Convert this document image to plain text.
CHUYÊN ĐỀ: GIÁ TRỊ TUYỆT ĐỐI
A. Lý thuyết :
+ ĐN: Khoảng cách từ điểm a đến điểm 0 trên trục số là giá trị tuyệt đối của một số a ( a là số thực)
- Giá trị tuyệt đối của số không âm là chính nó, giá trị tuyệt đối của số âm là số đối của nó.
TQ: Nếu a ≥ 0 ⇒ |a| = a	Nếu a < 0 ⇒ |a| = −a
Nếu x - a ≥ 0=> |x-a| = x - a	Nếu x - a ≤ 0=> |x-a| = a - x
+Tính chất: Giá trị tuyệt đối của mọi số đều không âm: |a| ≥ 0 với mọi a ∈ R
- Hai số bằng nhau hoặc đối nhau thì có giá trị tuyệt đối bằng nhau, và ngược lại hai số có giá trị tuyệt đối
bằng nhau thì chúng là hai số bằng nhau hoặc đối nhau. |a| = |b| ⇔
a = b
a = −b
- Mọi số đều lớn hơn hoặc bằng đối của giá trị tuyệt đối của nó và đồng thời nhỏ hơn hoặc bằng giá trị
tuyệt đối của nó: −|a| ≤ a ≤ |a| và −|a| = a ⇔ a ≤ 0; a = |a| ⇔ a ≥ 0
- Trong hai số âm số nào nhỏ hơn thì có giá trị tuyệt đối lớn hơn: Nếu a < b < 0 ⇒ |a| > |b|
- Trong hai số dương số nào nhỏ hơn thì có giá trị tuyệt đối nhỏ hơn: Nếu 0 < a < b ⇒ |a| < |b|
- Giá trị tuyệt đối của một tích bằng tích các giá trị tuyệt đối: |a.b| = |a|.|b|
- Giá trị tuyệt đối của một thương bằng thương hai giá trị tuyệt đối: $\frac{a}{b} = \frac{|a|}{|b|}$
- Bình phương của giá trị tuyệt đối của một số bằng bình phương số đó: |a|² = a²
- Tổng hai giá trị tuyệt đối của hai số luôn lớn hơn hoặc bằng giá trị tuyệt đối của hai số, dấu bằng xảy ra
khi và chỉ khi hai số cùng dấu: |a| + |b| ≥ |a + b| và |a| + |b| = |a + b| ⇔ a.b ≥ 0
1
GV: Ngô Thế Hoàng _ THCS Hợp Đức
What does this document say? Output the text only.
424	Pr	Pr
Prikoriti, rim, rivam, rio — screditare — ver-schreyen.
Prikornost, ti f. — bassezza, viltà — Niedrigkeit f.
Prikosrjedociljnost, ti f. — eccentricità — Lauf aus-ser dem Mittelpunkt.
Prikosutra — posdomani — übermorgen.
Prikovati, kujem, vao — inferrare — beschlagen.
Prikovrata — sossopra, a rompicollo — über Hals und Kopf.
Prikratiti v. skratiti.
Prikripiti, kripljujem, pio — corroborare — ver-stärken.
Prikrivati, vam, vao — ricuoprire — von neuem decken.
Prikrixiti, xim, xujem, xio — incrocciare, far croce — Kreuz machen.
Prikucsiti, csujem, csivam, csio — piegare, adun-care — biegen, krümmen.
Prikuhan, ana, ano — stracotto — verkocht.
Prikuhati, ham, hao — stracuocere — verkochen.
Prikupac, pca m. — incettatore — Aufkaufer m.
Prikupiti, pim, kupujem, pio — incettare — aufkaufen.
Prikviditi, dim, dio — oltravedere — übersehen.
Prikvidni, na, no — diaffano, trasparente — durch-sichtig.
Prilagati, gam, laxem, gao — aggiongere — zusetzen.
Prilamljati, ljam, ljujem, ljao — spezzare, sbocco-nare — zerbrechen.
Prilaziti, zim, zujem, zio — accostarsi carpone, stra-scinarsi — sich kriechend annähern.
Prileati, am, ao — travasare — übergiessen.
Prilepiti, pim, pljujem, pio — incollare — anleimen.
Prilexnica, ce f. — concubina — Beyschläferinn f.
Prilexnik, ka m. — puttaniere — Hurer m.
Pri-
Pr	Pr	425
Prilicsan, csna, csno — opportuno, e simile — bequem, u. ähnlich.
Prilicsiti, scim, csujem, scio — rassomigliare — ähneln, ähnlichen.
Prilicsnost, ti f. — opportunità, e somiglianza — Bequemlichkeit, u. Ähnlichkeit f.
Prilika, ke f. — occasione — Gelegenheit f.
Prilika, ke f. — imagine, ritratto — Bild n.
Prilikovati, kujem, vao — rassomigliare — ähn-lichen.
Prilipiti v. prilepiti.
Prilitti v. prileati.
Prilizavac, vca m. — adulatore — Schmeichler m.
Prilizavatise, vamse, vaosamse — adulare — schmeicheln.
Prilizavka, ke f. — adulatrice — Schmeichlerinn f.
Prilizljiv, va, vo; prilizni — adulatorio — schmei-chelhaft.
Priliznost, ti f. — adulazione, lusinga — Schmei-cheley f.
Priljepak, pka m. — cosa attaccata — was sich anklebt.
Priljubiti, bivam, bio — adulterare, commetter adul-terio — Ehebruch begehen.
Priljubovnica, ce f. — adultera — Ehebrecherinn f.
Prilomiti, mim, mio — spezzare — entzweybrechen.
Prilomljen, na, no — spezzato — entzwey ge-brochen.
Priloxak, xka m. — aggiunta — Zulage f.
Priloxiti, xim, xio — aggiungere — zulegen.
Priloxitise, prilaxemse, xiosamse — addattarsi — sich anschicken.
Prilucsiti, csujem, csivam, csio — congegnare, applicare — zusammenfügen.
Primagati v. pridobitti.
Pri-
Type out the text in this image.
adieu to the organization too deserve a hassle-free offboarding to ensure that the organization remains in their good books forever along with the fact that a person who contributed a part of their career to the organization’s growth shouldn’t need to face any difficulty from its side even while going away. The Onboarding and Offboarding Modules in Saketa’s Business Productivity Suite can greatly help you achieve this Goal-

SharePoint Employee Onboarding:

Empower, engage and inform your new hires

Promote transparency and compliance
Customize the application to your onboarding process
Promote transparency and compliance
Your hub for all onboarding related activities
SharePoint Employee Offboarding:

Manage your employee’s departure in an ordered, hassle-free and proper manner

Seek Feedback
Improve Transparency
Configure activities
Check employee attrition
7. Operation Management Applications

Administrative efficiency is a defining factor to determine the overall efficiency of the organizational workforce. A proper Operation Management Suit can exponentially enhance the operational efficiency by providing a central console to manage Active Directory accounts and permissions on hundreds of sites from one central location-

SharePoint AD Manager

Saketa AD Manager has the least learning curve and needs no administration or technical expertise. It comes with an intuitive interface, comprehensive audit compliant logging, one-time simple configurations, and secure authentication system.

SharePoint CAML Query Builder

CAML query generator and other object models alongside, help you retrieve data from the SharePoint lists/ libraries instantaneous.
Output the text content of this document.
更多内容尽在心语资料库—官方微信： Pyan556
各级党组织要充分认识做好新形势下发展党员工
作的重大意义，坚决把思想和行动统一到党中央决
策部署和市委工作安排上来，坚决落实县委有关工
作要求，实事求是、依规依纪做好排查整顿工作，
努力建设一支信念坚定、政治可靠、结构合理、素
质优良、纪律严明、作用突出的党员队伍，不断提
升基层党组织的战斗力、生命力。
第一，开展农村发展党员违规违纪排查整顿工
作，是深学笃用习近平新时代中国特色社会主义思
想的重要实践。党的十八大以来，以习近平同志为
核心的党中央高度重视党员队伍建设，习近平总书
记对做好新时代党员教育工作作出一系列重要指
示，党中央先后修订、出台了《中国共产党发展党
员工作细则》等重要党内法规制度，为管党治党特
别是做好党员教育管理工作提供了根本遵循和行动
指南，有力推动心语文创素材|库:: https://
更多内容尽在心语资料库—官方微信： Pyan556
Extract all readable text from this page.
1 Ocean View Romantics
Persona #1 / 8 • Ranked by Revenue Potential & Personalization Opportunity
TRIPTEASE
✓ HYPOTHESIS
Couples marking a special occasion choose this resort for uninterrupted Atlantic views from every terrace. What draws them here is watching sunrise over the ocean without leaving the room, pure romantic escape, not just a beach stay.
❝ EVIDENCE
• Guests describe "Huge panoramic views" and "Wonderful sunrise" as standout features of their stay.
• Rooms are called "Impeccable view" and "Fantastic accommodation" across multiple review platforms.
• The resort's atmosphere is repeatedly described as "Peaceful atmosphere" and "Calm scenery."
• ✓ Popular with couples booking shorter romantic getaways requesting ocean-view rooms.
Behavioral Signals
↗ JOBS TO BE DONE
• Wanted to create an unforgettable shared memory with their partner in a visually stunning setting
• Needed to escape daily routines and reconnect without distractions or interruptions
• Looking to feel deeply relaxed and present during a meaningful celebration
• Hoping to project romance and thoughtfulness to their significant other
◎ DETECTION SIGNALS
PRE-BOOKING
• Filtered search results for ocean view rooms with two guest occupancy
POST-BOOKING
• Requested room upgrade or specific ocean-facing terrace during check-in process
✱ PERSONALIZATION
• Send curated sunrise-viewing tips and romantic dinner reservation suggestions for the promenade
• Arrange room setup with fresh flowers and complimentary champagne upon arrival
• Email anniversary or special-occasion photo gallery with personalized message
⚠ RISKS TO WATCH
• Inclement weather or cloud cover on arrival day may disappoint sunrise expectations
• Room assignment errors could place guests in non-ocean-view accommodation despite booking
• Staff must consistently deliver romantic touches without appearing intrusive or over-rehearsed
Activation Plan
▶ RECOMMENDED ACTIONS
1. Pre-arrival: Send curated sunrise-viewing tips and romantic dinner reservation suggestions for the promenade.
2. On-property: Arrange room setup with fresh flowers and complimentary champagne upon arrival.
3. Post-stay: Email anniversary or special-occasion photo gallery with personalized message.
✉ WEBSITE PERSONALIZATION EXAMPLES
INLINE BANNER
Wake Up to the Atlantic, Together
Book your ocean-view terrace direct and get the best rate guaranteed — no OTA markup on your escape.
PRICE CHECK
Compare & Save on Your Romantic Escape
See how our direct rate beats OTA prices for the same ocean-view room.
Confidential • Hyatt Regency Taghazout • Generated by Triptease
*-*-*
- **The request**: Return each line where "personalized" shows up.

- **Written answer**:
• Email anniversary or special-occasion photo gallery with personalized message
3. Post-stay: Email anniversary or special-occasion photo gallery with personalized message.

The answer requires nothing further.